-------- Excerpted records --------
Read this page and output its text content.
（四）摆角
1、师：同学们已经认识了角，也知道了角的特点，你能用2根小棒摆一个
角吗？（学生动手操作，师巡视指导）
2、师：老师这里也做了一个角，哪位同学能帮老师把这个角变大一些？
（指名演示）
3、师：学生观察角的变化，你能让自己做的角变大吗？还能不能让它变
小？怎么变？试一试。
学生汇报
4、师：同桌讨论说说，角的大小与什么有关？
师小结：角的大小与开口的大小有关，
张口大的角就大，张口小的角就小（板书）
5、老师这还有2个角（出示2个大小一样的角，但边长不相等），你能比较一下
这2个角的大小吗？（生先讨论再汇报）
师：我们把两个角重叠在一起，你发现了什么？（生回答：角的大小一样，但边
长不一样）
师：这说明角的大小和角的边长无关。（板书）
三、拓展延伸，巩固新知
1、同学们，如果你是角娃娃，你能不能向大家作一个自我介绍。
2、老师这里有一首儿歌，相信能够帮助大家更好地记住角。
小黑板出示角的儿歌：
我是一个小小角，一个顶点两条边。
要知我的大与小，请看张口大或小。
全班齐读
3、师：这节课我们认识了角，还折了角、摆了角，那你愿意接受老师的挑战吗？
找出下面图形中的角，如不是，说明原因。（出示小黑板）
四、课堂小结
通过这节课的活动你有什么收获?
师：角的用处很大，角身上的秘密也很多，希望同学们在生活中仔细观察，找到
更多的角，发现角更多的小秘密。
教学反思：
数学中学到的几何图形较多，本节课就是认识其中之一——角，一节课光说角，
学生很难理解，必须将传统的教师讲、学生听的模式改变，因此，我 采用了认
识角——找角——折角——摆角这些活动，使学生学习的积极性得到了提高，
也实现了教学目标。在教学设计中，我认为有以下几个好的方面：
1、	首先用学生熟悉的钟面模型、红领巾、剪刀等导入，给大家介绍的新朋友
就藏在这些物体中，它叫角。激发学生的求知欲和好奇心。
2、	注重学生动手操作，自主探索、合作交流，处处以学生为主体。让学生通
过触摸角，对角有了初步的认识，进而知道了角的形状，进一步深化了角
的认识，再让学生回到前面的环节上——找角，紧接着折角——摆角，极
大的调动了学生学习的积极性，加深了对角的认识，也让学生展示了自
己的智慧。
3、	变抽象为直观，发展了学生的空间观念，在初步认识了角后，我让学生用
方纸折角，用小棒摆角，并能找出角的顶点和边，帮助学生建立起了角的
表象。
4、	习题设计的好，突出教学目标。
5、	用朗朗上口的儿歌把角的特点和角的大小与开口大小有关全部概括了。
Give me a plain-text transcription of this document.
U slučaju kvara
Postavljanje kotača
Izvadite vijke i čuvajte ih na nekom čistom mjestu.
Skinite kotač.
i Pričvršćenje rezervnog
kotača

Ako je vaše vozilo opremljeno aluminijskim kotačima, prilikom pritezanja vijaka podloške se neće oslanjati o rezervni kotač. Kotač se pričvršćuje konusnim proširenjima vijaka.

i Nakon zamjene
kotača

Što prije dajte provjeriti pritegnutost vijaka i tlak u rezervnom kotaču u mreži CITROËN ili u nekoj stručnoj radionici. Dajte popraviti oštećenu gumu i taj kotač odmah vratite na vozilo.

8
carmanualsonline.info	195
--------
### [Description of the task]
Pick out and copy the lines of the entries that hold the string "text".

### [Reply to the exercise]
Read this page and output its text content.
Give me a plain-text transcription of this document.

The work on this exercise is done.